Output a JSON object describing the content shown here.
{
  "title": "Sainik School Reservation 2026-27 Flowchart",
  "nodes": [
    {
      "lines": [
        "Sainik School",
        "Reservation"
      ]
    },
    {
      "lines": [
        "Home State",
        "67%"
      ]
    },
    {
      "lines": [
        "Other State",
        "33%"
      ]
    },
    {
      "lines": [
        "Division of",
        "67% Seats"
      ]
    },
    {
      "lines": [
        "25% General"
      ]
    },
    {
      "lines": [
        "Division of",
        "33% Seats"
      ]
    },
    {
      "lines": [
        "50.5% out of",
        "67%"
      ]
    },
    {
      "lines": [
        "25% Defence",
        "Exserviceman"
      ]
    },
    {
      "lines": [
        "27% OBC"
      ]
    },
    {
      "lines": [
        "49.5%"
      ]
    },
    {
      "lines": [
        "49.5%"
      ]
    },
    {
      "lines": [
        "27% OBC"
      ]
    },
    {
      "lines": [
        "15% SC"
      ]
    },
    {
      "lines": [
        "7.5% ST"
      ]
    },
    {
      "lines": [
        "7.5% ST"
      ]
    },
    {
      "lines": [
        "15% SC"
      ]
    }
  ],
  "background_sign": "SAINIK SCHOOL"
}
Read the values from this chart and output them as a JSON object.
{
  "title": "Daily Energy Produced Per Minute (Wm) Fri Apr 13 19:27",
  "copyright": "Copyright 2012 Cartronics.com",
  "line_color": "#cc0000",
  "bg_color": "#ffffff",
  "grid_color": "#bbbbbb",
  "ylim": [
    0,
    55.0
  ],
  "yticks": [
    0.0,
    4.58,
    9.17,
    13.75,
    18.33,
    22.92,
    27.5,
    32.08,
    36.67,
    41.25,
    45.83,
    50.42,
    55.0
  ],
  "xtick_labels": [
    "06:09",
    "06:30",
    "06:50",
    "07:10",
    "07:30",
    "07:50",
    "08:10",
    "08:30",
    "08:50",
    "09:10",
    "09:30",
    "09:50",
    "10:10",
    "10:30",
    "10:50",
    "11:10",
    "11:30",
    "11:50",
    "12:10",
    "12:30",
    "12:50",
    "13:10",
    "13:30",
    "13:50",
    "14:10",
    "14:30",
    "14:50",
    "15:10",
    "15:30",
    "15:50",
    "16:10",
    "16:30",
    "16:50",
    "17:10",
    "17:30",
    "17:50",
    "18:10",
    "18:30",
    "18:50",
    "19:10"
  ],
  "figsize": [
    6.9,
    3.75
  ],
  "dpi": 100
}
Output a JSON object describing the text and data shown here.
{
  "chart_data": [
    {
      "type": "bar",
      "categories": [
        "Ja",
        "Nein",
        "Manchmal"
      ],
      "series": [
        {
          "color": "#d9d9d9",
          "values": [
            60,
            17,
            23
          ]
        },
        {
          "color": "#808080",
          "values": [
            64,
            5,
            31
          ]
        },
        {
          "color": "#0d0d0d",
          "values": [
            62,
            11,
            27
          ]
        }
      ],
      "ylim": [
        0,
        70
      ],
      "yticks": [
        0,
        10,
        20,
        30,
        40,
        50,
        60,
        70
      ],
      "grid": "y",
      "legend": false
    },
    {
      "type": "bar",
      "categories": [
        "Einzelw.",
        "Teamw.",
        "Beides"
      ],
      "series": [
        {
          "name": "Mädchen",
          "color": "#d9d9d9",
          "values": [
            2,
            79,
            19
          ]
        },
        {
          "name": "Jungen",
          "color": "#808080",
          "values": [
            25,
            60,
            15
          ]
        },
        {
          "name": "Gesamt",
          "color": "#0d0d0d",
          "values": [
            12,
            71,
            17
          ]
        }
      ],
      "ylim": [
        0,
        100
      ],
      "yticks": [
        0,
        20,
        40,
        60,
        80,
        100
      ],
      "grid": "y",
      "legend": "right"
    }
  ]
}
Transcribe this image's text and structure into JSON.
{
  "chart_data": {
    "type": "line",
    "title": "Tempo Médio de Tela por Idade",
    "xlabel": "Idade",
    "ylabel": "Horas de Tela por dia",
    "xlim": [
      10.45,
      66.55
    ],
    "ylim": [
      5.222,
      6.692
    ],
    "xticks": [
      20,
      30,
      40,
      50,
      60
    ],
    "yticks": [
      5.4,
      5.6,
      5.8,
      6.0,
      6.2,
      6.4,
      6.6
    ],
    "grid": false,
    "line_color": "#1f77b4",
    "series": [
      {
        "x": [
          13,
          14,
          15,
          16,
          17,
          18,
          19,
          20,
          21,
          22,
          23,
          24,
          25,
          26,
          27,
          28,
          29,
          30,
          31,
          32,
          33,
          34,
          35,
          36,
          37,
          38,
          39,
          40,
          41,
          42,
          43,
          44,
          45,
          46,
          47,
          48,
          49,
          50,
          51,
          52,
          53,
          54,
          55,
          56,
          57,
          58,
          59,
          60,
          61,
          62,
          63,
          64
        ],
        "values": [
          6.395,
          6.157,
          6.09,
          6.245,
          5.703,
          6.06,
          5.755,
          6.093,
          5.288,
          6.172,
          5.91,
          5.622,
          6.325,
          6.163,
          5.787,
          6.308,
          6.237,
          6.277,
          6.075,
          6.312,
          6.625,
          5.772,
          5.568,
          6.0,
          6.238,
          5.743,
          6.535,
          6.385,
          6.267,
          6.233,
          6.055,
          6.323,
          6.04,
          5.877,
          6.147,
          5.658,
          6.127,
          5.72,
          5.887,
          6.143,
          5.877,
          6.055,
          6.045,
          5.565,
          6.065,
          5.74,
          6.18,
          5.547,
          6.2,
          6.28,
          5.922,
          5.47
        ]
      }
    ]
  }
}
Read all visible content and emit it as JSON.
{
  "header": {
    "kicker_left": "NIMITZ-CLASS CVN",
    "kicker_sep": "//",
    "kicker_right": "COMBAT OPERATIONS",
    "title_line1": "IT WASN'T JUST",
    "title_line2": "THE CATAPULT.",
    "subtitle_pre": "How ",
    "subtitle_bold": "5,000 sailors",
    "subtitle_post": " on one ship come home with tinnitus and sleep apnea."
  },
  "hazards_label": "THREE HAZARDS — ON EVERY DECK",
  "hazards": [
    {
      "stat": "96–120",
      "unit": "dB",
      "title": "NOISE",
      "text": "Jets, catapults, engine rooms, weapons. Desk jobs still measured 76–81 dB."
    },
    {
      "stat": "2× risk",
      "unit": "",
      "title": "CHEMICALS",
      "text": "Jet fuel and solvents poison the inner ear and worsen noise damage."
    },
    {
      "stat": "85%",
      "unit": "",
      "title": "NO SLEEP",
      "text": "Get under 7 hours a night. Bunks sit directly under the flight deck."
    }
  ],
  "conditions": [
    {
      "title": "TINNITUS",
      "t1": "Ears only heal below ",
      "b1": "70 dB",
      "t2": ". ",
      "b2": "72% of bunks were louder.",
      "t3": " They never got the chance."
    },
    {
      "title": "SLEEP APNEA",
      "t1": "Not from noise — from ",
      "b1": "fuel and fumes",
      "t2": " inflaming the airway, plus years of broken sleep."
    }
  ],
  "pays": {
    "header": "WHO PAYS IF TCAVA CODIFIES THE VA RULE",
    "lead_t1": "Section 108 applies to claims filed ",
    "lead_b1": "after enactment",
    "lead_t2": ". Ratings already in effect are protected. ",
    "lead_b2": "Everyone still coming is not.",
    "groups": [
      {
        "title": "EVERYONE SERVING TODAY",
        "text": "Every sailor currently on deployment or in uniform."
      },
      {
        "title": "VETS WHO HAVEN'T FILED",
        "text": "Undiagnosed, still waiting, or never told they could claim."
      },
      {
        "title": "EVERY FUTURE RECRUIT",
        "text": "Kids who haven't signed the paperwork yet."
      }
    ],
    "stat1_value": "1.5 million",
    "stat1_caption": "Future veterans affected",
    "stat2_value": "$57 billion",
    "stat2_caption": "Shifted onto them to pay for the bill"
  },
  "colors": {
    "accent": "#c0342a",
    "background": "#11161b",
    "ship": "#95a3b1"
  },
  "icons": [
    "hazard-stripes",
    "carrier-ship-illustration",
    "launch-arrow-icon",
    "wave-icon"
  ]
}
──────
Which lines contain the word "fuel"? Copy each one.

      "text": "Jet fuel and solvents poison the inner ear and worsen noise damage."
      "b1": "fuel and fumes",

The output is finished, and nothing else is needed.